** BEGIN **

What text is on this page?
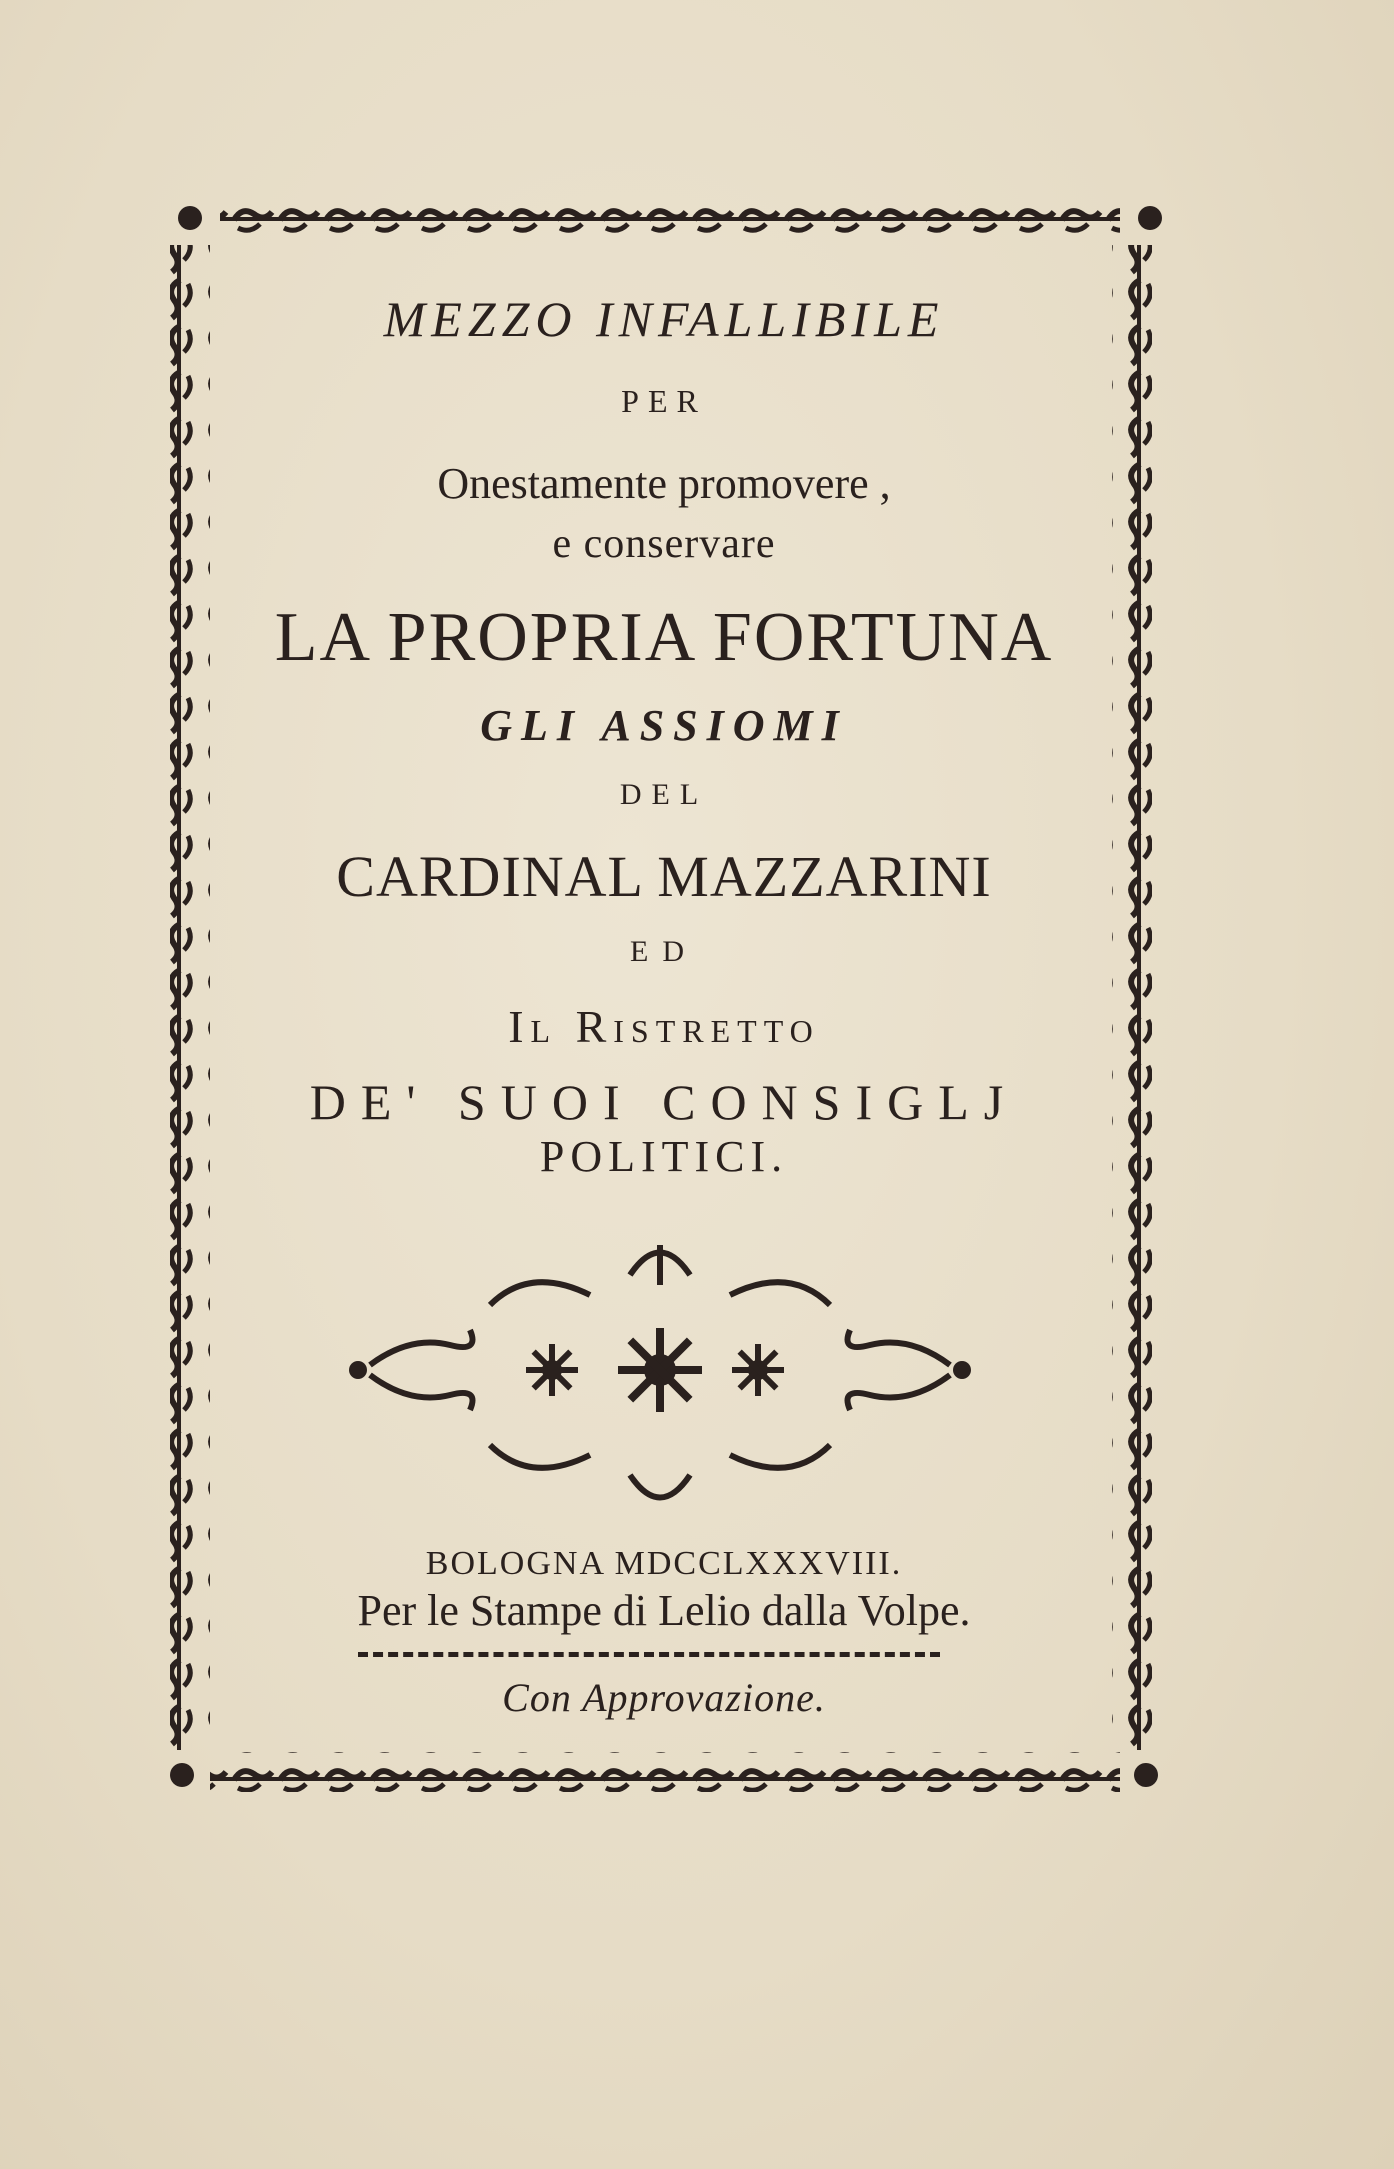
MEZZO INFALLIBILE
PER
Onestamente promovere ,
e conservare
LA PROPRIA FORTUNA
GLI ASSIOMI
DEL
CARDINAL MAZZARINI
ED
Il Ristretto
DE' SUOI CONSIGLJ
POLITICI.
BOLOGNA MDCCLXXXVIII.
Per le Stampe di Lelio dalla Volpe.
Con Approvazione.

** END **
** BEGIN **

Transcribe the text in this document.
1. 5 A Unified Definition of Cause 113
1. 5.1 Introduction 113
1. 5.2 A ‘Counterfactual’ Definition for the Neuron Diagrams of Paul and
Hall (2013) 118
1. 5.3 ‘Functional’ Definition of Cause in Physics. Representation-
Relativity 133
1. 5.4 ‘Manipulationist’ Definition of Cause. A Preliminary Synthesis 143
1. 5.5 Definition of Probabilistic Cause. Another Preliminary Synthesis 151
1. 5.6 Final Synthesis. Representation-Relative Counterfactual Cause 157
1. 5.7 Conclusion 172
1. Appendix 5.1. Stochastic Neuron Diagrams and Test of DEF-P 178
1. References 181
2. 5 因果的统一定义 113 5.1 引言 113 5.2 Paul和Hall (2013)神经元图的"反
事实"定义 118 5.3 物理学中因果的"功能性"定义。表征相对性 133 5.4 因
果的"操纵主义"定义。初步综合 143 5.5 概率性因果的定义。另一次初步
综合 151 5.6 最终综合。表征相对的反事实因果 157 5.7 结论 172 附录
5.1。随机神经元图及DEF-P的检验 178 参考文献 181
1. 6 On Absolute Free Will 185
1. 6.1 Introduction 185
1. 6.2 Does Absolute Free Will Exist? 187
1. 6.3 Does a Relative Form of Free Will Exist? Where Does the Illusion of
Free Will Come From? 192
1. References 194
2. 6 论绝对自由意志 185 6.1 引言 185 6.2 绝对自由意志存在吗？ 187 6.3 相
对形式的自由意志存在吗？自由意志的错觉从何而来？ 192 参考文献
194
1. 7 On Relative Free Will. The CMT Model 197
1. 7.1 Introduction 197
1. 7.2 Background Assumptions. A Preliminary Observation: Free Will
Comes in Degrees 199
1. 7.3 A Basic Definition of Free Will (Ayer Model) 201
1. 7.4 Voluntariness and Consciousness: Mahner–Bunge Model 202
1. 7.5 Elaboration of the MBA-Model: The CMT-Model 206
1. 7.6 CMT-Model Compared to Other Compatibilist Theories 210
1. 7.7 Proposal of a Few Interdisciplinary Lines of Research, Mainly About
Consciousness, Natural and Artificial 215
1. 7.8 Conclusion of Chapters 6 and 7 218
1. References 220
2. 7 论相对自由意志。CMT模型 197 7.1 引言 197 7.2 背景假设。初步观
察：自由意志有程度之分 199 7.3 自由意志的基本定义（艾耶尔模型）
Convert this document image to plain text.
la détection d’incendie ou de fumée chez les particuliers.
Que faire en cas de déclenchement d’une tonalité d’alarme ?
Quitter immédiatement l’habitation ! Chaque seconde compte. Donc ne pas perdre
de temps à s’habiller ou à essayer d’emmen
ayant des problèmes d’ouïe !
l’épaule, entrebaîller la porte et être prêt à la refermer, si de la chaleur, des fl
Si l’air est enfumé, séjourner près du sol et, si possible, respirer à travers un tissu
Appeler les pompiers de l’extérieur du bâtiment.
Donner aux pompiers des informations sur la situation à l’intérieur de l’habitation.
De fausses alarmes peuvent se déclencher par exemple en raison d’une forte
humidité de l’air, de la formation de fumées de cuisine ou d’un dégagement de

** END **
** BEGIN **

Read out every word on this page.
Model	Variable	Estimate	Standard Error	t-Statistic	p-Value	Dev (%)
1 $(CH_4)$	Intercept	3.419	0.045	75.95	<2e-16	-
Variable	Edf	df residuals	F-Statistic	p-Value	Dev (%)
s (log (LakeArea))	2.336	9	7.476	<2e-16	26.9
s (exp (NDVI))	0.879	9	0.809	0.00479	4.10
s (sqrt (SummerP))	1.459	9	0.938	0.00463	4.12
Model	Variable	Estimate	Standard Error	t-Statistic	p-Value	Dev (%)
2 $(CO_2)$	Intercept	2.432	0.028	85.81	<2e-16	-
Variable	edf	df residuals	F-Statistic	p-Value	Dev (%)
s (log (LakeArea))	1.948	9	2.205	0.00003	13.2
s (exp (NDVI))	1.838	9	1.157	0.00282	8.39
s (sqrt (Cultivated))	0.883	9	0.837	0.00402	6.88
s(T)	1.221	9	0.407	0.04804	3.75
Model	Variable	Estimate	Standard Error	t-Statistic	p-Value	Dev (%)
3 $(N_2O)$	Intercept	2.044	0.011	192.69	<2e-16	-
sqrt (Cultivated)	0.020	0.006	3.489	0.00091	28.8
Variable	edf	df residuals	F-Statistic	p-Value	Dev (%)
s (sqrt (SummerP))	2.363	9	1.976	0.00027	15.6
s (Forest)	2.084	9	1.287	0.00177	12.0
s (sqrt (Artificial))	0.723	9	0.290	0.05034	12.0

** END **

§ **Aim**: Every line of the listing that holds "参考文献" is to be counted; give only the resulting number.

§ **Correct output**: 2